### What is being asked
Filter the lines below, copying only those with the string "Pohjois".

[Stored records]
• • •

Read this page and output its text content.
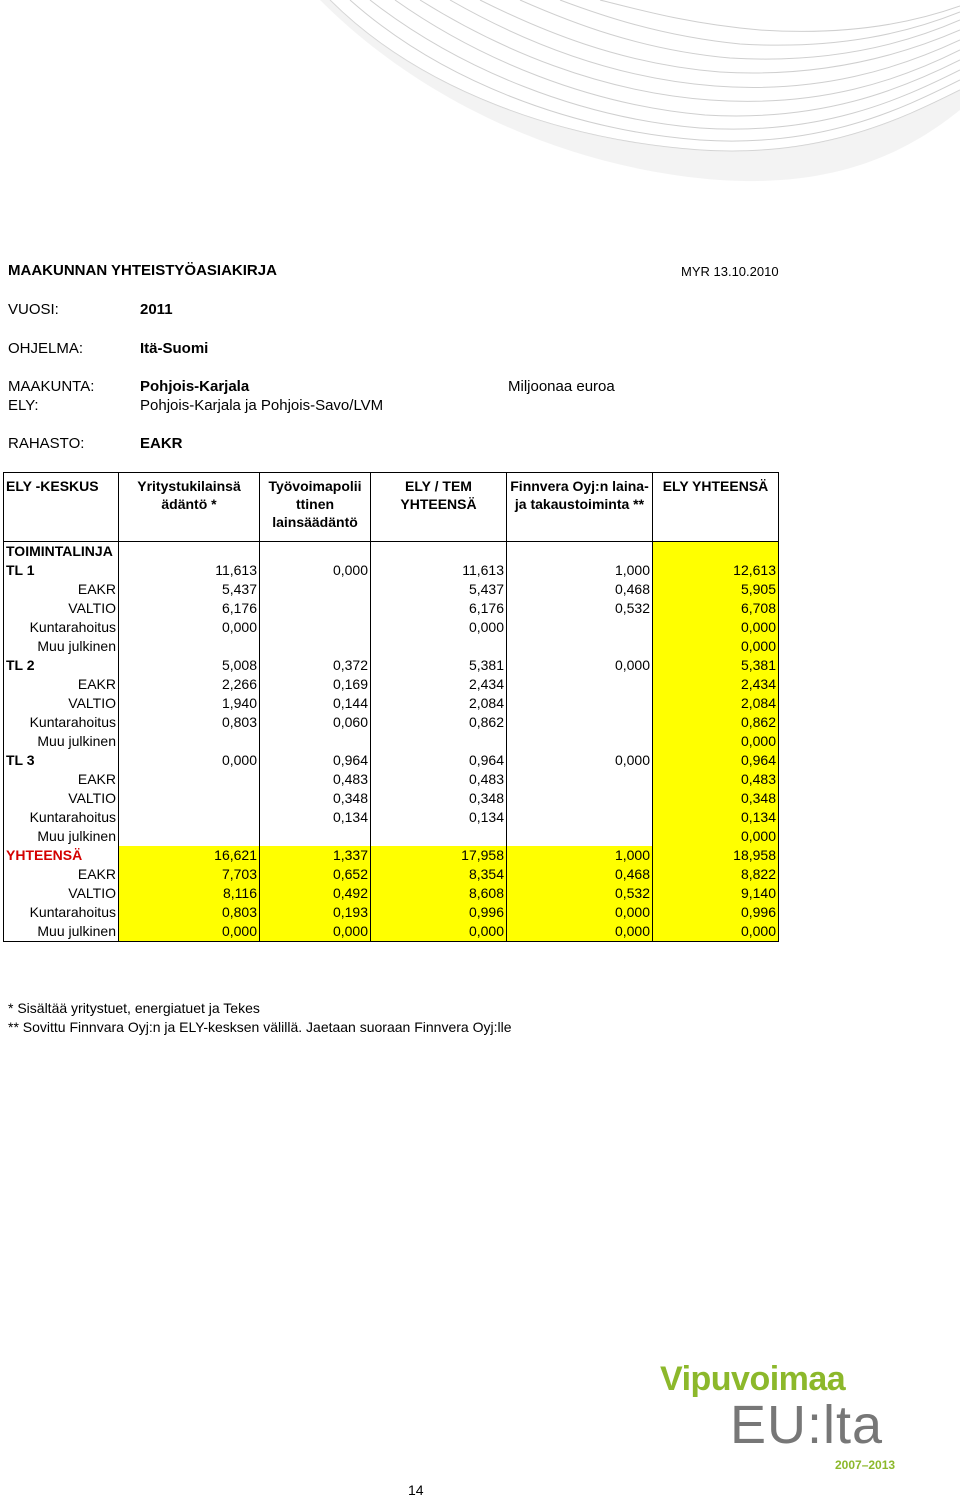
MAAKUNNAN YHTEISTYÖASIAKIRJA	MYR 13.10.2010
VUOSI:	2011
OHJELMA:	Itä-Suomi
MAAKUNTA:	Pohjois-Karjala	Miljoonaa euroa
ELY:	Pohjois-Karjala ja Pohjois-Savo/LVM
RAHASTO:	EAKR
ELY -KESKUS	Yritystukilainsä ädäntö *	Työvoimapolii ttinen lainsäädäntö	ELY / TEM YHTEENSÄ	Finnvera Oyj:n laina- ja takaustoiminta **	ELY YHTEENSÄ
TOIMINTALINJA					
TL 1	11,613	0,000	11,613	1,000	12,613
EAKR	5,437		5,437	0,468	5,905
VALTIO	6,176		6,176	0,532	6,708
Kuntarahoitus	0,000		0,000		0,000
Muu julkinen					0,000
TL 2	5,008	0,372	5,381	0,000	5,381
EAKR	2,266	0,169	2,434		2,434
VALTIO	1,940	0,144	2,084		2,084
Kuntarahoitus	0,803	0,060	0,862		0,862
Muu julkinen					0,000
TL 3	0,000	0,964	0,964	0,000	0,964
EAKR		0,483	0,483		0,483
VALTIO		0,348	0,348		0,348
Kuntarahoitus		0,134	0,134		0,134
Muu julkinen					0,000
YHTEENSÄ	16,621	1,337	17,958	1,000	18,958
EAKR	7,703	0,652	8,354	0,468	8,822
VALTIO	8,116	0,492	8,608	0,532	9,140
Kuntarahoitus	0,803	0,193	0,996	0,000	0,996
Muu julkinen	0,000	0,000	0,000	0,000	0,000
* Sisältää yritystuet, energiatuet ja Tekes
** Sovittu Finnvara Oyj:n ja ELY-kesksen välillä. Jaetaan suoraan Finnvera Oyj:lle
Vipuvoimaa
EU:lta
2007–2013
14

• • •

### Correct answer
MAAKUNTA:	Pohjois-Karjala	Miljoonaa euroa
ELY:	Pohjois-Karjala ja Pohjois-Savo/LVM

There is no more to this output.